Work instructions
Count each line below that has "this" anywhere in it. Answer with the total alone.

Task input

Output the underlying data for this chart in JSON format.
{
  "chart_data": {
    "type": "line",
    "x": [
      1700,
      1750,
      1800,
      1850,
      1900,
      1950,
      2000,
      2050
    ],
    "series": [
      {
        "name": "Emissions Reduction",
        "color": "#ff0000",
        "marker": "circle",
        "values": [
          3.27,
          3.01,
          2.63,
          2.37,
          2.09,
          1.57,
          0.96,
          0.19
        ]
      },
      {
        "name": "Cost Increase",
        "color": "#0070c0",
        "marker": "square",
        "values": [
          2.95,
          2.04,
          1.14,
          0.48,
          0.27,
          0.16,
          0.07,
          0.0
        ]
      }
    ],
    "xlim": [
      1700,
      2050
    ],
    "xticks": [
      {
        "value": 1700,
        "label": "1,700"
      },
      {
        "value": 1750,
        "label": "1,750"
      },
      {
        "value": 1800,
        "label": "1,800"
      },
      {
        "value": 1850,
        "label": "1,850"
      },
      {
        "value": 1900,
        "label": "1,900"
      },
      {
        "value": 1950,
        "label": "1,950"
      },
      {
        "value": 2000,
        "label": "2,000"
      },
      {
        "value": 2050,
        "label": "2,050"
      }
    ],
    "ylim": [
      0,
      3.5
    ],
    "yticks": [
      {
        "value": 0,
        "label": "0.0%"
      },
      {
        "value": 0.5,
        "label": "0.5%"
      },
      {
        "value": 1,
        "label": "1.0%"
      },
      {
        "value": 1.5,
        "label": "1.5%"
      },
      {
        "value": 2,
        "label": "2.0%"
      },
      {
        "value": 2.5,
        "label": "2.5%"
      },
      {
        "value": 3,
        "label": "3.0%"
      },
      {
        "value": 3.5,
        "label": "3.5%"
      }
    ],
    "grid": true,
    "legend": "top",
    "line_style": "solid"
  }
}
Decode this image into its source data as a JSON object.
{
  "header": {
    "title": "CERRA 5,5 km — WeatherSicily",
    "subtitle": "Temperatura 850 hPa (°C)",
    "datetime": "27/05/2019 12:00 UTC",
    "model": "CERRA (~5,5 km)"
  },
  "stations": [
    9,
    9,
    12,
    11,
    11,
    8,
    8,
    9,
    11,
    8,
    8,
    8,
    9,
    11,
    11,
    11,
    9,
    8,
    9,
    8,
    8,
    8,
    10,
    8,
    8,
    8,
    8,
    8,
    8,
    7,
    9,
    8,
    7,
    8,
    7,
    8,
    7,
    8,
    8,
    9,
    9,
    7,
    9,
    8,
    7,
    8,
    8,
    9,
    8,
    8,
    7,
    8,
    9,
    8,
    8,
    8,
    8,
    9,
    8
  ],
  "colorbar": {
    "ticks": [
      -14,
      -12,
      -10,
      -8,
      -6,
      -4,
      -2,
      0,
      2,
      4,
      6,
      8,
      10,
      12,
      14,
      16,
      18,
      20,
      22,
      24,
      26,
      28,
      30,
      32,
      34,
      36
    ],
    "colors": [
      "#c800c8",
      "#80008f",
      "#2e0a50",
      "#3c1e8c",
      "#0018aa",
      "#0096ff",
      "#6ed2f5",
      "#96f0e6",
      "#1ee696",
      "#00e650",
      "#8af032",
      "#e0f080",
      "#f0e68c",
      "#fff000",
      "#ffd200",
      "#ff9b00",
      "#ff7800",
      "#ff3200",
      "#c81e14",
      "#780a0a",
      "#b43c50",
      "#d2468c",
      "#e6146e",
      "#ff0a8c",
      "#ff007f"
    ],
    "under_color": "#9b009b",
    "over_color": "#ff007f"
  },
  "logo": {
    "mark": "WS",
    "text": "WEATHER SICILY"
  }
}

Solution
2